SUPPLIED DATA
┄┄┄┄┄┄┄┄┄┄

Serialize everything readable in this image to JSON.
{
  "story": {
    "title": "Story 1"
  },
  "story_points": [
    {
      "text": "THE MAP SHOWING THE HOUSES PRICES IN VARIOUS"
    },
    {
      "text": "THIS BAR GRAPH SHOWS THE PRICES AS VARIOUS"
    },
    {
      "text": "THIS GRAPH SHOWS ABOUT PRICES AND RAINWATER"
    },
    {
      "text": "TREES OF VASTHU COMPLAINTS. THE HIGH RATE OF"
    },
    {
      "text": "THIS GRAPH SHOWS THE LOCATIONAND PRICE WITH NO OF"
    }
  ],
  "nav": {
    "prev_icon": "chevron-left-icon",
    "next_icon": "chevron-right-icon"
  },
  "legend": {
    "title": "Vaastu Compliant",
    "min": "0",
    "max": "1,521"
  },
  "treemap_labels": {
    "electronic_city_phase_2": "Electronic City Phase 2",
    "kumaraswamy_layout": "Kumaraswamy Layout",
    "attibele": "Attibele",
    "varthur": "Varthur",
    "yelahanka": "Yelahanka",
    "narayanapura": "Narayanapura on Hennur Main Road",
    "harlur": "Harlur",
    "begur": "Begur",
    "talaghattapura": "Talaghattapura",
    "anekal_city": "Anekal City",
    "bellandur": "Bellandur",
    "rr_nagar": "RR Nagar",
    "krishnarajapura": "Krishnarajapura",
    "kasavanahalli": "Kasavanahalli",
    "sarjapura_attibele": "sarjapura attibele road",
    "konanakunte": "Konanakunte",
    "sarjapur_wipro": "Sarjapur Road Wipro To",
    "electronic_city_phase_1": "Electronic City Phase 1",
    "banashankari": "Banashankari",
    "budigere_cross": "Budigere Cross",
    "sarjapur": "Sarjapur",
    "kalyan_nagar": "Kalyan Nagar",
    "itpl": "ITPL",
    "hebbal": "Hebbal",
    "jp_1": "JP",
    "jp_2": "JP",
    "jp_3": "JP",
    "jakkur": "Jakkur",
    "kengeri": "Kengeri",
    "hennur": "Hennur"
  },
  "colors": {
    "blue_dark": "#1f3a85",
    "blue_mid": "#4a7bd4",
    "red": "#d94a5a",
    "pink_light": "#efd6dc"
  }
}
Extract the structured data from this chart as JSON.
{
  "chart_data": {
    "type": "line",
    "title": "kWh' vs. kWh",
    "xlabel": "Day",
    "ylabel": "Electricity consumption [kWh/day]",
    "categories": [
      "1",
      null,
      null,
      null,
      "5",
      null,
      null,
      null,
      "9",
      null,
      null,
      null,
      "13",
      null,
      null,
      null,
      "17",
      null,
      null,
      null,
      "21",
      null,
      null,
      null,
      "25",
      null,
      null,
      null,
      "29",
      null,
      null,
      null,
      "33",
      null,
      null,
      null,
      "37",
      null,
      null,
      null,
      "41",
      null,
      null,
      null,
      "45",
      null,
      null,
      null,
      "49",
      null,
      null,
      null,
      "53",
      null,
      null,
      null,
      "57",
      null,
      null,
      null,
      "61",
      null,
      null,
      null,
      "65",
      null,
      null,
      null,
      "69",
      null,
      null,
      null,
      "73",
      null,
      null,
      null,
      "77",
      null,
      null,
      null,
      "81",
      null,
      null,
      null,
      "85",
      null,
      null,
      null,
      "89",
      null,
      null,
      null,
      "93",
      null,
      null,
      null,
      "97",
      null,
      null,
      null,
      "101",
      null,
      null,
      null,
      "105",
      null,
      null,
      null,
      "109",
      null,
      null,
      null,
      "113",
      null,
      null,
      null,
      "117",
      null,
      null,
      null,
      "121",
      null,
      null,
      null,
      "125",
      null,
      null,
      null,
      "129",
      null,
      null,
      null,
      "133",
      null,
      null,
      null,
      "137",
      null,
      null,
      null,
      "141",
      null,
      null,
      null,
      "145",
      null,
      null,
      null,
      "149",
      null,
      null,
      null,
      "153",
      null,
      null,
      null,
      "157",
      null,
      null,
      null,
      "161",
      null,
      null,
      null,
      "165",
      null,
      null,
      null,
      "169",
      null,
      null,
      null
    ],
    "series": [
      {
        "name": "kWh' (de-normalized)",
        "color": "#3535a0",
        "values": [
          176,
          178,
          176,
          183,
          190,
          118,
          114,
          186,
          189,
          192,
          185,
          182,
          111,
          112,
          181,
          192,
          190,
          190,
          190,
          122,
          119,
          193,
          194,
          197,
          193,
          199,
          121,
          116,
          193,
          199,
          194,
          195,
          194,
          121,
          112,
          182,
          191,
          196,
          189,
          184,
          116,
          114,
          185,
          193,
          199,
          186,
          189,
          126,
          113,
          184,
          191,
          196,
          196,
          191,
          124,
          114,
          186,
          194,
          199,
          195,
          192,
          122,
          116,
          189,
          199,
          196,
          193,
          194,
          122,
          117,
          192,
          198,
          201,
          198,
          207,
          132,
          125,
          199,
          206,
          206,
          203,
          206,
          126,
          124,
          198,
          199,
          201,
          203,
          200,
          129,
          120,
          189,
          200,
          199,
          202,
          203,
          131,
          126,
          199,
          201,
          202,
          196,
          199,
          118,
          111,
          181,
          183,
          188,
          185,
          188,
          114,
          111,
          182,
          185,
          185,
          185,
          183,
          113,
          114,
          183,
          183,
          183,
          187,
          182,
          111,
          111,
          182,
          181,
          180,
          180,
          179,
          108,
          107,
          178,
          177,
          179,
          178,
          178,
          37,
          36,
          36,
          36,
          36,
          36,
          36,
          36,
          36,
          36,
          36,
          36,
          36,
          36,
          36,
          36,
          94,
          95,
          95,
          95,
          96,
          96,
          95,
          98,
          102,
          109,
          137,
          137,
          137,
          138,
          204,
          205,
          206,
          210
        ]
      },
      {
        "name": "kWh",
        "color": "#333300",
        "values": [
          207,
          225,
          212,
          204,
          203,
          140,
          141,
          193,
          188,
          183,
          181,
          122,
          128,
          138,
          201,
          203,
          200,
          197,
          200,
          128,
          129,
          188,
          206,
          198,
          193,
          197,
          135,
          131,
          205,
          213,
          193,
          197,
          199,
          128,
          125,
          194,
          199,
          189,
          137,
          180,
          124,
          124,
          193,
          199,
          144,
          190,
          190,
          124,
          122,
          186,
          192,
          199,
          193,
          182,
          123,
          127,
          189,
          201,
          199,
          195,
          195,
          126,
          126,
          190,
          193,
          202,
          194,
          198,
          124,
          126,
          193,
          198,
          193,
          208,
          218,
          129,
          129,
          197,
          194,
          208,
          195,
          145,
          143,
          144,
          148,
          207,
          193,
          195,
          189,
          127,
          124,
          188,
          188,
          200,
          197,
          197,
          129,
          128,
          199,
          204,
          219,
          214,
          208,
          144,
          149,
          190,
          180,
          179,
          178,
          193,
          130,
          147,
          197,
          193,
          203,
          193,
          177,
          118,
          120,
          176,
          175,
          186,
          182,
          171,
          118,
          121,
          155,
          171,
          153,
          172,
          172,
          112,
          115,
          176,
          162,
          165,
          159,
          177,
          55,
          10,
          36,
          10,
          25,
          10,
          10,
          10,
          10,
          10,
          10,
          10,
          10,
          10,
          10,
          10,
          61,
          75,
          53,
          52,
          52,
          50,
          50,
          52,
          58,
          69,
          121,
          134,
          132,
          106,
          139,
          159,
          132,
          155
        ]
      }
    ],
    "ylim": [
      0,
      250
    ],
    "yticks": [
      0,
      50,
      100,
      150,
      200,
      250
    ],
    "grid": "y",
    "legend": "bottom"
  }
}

┄┄┄┄┄┄┄┄┄┄

GOAL OF THE EXERCISE
How many lines of the data contain the word "icon"? Answer with the number alone.

PROBLEM SOLUTION
2